▶ [Work to complete] Count the lines below that contain the word "value", and reply with only that number.

(Dataset records)
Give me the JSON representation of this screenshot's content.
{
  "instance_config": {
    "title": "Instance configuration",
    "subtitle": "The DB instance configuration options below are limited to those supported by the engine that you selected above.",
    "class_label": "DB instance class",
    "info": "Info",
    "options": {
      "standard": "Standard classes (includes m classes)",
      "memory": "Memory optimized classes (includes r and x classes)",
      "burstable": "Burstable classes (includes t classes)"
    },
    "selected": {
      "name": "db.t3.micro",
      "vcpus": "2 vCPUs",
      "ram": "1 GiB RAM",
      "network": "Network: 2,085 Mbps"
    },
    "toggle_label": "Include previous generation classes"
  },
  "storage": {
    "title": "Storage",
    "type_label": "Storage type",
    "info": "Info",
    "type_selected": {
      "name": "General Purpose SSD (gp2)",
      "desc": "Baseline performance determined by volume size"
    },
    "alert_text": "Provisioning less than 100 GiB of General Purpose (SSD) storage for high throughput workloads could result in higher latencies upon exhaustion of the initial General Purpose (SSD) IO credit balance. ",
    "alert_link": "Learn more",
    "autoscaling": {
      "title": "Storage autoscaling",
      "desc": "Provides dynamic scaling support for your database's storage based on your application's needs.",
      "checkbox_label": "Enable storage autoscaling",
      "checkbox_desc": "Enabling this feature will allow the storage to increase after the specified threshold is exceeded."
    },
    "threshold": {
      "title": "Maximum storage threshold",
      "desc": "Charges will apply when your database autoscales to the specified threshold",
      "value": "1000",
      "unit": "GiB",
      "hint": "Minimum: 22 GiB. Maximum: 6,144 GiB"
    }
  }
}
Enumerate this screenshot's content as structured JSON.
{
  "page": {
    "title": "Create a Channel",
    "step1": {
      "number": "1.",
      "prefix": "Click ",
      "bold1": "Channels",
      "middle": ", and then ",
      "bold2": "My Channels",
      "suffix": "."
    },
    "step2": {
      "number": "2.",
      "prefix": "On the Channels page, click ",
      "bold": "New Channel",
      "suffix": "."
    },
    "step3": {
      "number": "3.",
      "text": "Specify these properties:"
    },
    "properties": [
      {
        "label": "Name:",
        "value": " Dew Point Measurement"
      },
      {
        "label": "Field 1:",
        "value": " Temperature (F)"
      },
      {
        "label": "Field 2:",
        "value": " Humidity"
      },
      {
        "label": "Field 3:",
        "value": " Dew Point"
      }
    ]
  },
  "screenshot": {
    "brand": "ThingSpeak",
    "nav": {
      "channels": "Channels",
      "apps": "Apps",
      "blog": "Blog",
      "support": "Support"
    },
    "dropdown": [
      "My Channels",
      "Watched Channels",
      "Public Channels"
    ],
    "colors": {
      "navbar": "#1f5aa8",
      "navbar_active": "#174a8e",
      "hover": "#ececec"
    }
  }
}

▶ [Task solution] 5